WHAT THE TASK ASKS:
Track down each line that has the word "inspection" and copy it.

INFORMATION GIVEN:
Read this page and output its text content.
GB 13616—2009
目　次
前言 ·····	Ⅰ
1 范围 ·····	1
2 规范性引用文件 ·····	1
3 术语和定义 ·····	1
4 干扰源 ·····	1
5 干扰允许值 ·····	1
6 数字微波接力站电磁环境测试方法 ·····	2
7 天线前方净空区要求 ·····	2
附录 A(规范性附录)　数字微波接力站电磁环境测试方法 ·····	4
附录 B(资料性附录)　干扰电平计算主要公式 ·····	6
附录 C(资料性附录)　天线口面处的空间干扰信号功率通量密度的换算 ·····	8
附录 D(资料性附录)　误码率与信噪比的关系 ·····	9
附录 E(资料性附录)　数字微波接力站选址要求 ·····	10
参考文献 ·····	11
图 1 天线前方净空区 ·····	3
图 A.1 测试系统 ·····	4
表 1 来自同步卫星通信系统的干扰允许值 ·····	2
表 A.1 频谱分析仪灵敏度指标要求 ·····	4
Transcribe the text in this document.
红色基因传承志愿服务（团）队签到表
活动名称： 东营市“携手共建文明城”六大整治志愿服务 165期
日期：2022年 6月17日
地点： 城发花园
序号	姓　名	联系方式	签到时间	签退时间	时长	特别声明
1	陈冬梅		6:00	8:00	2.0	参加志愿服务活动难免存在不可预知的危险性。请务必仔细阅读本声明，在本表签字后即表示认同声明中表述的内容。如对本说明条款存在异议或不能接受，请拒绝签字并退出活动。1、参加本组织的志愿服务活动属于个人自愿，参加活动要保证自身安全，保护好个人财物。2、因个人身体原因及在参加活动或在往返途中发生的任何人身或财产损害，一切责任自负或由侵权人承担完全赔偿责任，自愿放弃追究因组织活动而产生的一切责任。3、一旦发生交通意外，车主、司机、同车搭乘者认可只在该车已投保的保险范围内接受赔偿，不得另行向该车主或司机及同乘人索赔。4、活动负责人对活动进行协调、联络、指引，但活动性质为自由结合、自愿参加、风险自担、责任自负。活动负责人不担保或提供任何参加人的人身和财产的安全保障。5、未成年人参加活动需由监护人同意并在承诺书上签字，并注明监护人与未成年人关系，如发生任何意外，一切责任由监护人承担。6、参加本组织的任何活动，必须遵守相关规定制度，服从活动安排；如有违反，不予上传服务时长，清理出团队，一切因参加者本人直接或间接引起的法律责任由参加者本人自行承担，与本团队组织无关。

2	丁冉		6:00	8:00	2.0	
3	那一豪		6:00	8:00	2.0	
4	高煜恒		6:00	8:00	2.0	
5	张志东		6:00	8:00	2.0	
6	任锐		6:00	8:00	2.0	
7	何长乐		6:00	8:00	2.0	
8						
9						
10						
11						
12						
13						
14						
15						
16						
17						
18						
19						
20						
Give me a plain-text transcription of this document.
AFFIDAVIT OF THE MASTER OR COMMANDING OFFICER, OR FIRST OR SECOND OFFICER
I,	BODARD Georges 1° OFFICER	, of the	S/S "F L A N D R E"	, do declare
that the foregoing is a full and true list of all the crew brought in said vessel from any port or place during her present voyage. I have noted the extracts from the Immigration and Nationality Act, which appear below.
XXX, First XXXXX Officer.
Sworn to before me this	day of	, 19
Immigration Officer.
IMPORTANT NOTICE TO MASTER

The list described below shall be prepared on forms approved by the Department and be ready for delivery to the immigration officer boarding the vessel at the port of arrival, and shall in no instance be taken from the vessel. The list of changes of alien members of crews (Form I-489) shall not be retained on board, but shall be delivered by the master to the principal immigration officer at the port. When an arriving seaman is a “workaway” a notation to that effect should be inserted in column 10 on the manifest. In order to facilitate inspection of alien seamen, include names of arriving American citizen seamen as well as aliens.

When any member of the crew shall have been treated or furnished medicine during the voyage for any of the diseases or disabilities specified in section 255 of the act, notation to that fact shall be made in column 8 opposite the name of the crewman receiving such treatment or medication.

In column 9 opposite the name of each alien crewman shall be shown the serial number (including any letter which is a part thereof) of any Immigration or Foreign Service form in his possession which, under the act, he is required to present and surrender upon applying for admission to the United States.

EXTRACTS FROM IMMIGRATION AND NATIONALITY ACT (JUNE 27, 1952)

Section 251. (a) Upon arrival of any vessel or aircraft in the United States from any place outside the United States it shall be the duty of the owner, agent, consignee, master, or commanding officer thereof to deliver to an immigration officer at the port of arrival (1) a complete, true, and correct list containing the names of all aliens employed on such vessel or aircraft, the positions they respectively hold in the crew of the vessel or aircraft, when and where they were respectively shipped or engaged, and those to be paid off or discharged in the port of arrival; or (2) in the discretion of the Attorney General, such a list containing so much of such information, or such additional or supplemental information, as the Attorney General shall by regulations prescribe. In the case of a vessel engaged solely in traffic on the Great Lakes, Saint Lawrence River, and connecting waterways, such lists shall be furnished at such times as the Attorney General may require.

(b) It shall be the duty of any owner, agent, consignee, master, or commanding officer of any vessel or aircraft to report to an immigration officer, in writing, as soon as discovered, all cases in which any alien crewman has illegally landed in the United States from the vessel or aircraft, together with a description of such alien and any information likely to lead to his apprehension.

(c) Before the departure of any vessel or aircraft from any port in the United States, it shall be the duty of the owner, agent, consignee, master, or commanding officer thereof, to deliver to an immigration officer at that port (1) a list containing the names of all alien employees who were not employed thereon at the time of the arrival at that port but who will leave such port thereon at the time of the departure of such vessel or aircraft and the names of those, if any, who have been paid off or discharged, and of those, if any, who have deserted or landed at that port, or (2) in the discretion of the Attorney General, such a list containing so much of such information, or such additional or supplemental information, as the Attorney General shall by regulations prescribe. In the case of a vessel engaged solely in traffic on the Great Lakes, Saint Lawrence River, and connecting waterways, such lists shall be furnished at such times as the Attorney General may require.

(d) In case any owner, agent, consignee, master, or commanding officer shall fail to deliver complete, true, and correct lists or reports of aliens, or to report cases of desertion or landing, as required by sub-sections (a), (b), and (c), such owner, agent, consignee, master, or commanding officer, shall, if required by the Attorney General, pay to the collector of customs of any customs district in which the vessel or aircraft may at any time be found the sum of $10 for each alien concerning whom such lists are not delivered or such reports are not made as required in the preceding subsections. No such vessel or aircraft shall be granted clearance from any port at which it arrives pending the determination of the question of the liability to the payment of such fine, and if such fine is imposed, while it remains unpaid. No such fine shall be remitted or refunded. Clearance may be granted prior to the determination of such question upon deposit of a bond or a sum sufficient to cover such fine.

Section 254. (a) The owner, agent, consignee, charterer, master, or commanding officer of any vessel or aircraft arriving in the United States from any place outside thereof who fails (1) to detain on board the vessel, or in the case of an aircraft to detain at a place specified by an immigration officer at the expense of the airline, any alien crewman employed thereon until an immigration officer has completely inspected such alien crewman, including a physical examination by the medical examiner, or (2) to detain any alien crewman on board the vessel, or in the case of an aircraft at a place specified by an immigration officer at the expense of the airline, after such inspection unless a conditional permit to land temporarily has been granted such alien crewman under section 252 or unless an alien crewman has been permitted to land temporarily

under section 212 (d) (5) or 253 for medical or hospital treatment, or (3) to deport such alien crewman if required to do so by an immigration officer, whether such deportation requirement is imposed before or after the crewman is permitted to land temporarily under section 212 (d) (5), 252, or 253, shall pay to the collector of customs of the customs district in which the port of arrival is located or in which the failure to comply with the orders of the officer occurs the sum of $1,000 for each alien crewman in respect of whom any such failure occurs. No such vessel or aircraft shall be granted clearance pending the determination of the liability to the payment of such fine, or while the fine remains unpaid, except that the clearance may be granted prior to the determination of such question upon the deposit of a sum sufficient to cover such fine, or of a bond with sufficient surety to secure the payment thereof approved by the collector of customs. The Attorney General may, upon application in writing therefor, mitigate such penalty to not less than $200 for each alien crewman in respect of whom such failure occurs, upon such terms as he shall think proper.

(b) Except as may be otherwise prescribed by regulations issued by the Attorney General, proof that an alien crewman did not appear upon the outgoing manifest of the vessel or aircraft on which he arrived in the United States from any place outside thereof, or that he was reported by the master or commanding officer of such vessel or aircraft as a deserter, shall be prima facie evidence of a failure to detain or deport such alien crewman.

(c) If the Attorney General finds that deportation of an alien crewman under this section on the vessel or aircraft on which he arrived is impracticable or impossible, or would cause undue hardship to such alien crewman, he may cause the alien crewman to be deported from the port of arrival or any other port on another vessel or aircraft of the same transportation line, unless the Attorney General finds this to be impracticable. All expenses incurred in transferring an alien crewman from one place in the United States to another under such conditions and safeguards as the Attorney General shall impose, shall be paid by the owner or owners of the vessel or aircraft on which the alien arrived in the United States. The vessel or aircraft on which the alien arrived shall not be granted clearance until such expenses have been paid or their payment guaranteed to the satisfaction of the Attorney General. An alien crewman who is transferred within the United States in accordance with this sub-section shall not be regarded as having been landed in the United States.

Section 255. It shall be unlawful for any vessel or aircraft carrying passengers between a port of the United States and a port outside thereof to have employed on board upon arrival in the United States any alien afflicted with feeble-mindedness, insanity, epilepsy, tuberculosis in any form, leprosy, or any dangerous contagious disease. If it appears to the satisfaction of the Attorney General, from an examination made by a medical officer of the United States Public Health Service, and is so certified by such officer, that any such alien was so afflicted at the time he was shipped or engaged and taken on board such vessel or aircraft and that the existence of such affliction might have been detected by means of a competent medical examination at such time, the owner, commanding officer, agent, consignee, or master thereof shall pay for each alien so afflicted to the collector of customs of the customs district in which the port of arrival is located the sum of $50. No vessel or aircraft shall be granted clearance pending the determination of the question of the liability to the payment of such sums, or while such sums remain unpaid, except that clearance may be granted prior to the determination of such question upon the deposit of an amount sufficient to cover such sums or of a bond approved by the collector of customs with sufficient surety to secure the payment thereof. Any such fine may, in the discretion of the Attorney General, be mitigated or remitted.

SOLUTION TO THIS TASK:
The list described below shall be prepared on forms approved by the Department and be ready for delivery to the immigration officer boarding the vessel at the port of arrival, and shall in no instance be taken from the vessel. The list of changes of alien members of crews (Form I-489) shall not be retained on board, but shall be delivered by the master to the principal immigration officer at the port. When an arriving seaman is a “workaway” a notation to that effect should be inserted in column 10 on the manifest. In order to facilitate inspection of alien seamen, include names of arriving American citizen seamen as well as aliens.
Section 254. (a) The owner, agent, consignee, charterer, master, or commanding officer of any vessel or aircraft arriving in the United States from any place outside thereof who fails (1) to detain on board the vessel, or in the case of an aircraft to detain at a place specified by an immigration officer at the expense of the airline, any alien crewman employed thereon until an immigration officer has completely inspected such alien crewman, including a physical examination by the medical examiner, or (2) to detain any alien crewman on board the vessel, or in the case of an aircraft at a place specified by an immigration officer at the expense of the airline, after such inspection unless a conditional permit to land temporarily has been granted such alien crewman under section 252 or unless an alien crewman has been permitted to land temporarily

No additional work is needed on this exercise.